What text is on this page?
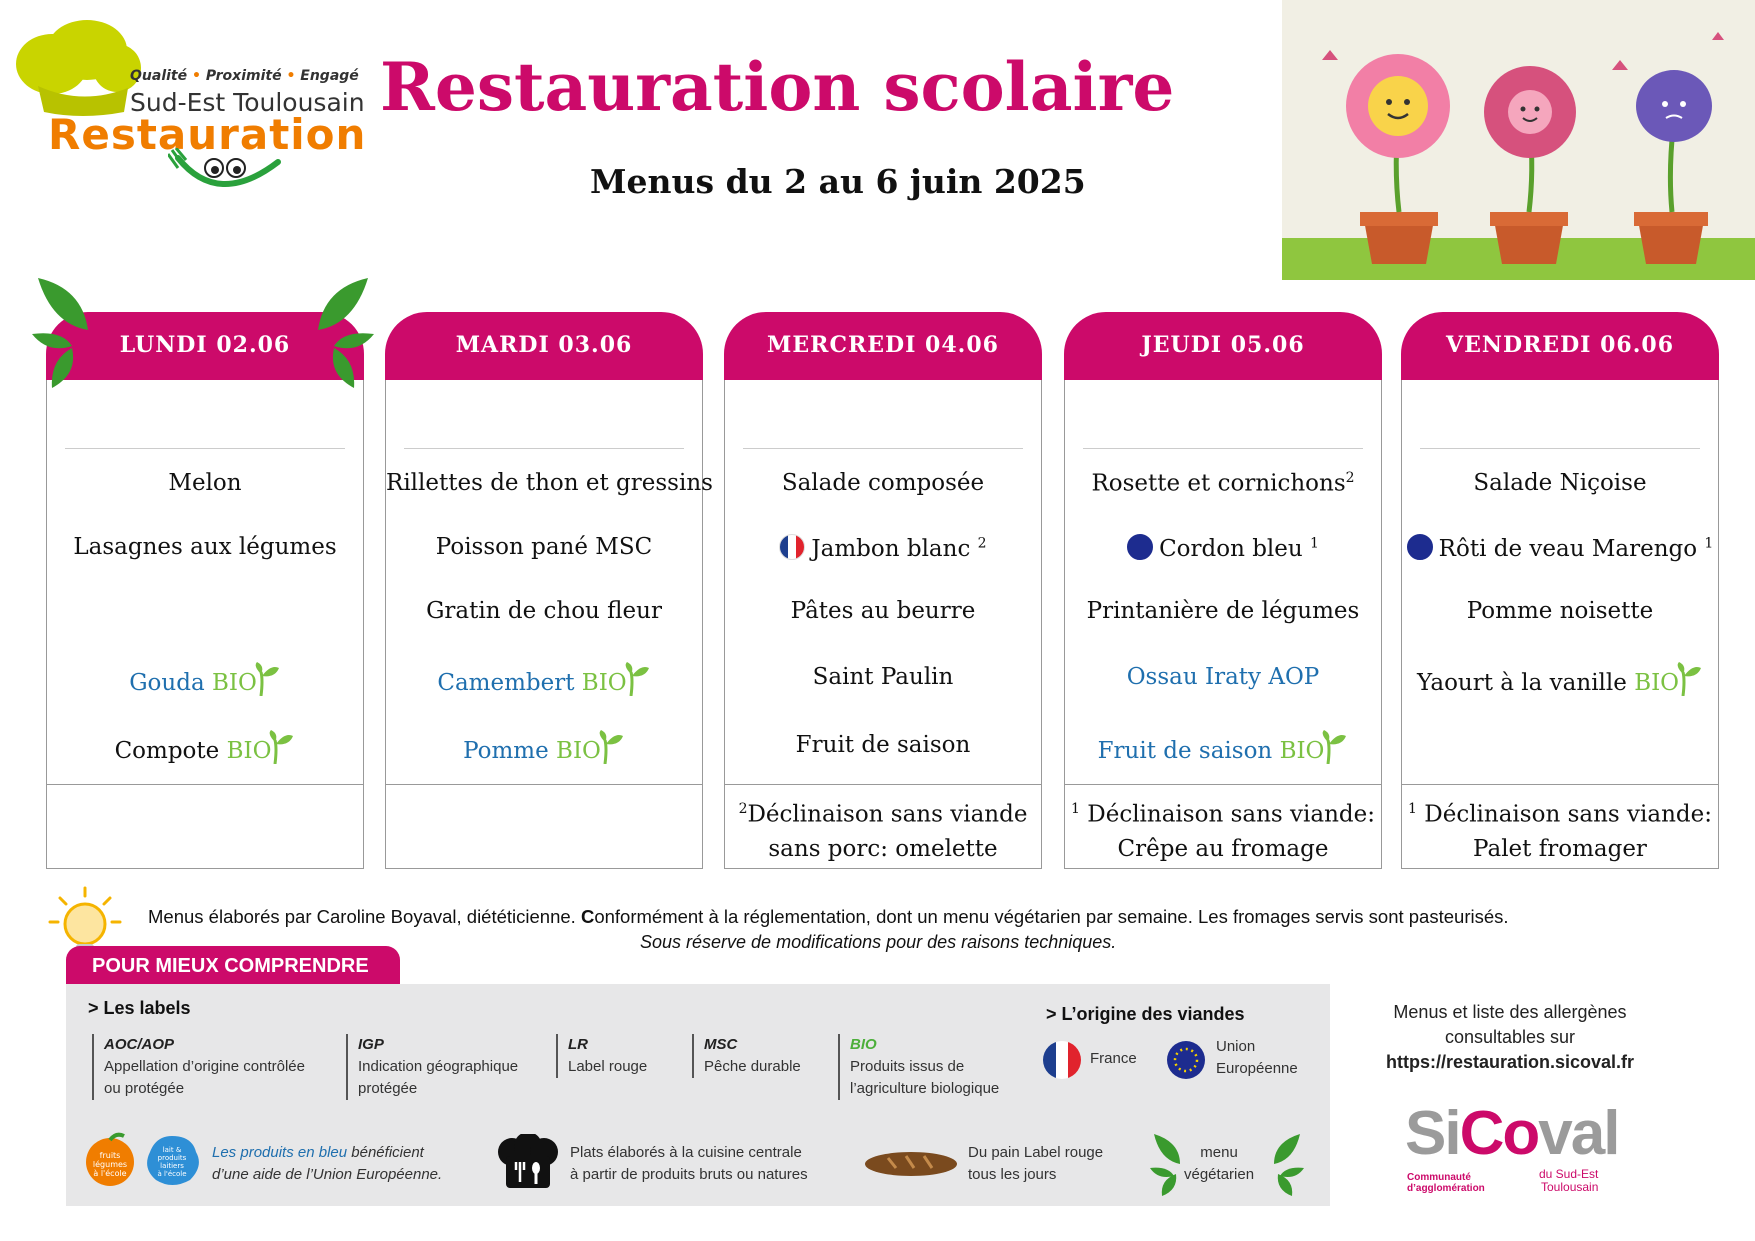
Qualité • Proximité • Engagé
Sud-Est Toulousain
Restauration
Restauration scolaire
Menus du 2 au 6 juin 2025
LUNDI 02.06
Melon
Lasagnes aux légumes
Gouda BIO
Compote BIO
MARDI 03.06
Rillettes de thon et gressins
Poisson pané MSC
Gratin de chou fleur
Camembert BIO
Pomme BIO
MERCREDI 04.06
Salade composée
Jambon blanc $^2$
Pâtes au beurre
Saint Paulin
Fruit de saison
$^2$Déclinaison sans viande
sans porc: omelette
JEUDI 05.06
Rosette et cornichons$^2$
Cordon bleu $^1$
Printanière de légumes
Ossau Iraty AOP
Fruit de saison BIO
$^1$ Déclinaison sans viande:
Crêpe au fromage
VENDREDI 06.06
Salade Niçoise
Rôti de veau Marengo $^1$
Pomme noisette
Yaourt à la vanille BIO
$^1$ Déclinaison sans viande:
Palet fromager
Menus élaborés par Caroline Boyaval, diététicienne. Conformément à la réglementation, dont un menu végétarien par semaine. Les fromages servis sont pasteurisés.
Sous réserve de modifications pour des raisons techniques.
POUR MIEUX COMPRENDRE
> Les labels
AOC/AOP
Appellation d’origine contrôlée
ou protégée
IGP
Indication géographique
protégée
LR
Label rouge
MSC
Pêche durable
BIO
Produits issus de
l’agriculture biologique
> L’origine des viandes
France
Union
Européenne
fruits
légumes
à l'école
lait &
produits
laitiers
à l'école
Les produits en bleu bénéficient
d’une aide de l’Union Européenne.
Plats élaborés à la cuisine centrale
à partir de produits bruts ou natures
Du pain Label rouge
tous les jours
menu
végétarien
Menus et liste des allergènes
consultables sur
https://restauration.sicoval.fr
SiCoval
Communauté
d’agglomération
du Sud-Est
Toulousain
----------
Print all of the records shown above exactly, leaving out each picture.

What text is on this page?
Qualité • Proximité • Engagé
Sud-Est Toulousain
Restauration
Restauration scolaire
Menus du 2 au 6 juin 2025
LUNDI 02.06
Melon
Lasagnes aux légumes
Gouda BIO
Compote BIO
MARDI 03.06
Rillettes de thon et gressins
Poisson pané MSC
Gratin de chou fleur
Camembert BIO
Pomme BIO
MERCREDI 04.06
Salade composée
Jambon blanc $^2$
Pâtes au beurre
Saint Paulin
Fruit de saison
$^2$Déclinaison sans viande
sans porc: omelette
JEUDI 05.06
Rosette et cornichons$^2$
Cordon bleu $^1$
Printanière de légumes
Ossau Iraty AOP
Fruit de saison BIO
$^1$ Déclinaison sans viande:
Crêpe au fromage
VENDREDI 06.06
Salade Niçoise
Rôti de veau Marengo $^1$
Pomme noisette
Yaourt à la vanille BIO
$^1$ Déclinaison sans viande:
Palet fromager
Menus élaborés par Caroline Boyaval, diététicienne. Conformément à la réglementation, dont un menu végétarien par semaine. Les fromages servis sont pasteurisés.
Sous réserve de modifications pour des raisons techniques.
POUR MIEUX COMPRENDRE
> Les labels
AOC/AOP
Appellation d’origine contrôlée
ou protégée
IGP
Indication géographique
protégée
LR
Label rouge
MSC
Pêche durable
BIO
Produits issus de
l’agriculture biologique
> L’origine des viandes
France
Union
Européenne
fruits
légumes
à l'école
lait &
produits
laitiers
à l'école
Les produits en bleu bénéficient
d’une aide de l’Union Européenne.
Plats élaborés à la cuisine centrale
à partir de produits bruts ou natures
Du pain Label rouge
tous les jours
menu
végétarien
Menus et liste des allergènes
consultables sur
https://restauration.sicoval.fr
SiCoval
Communauté
d’agglomération
du Sud-Est
Toulousain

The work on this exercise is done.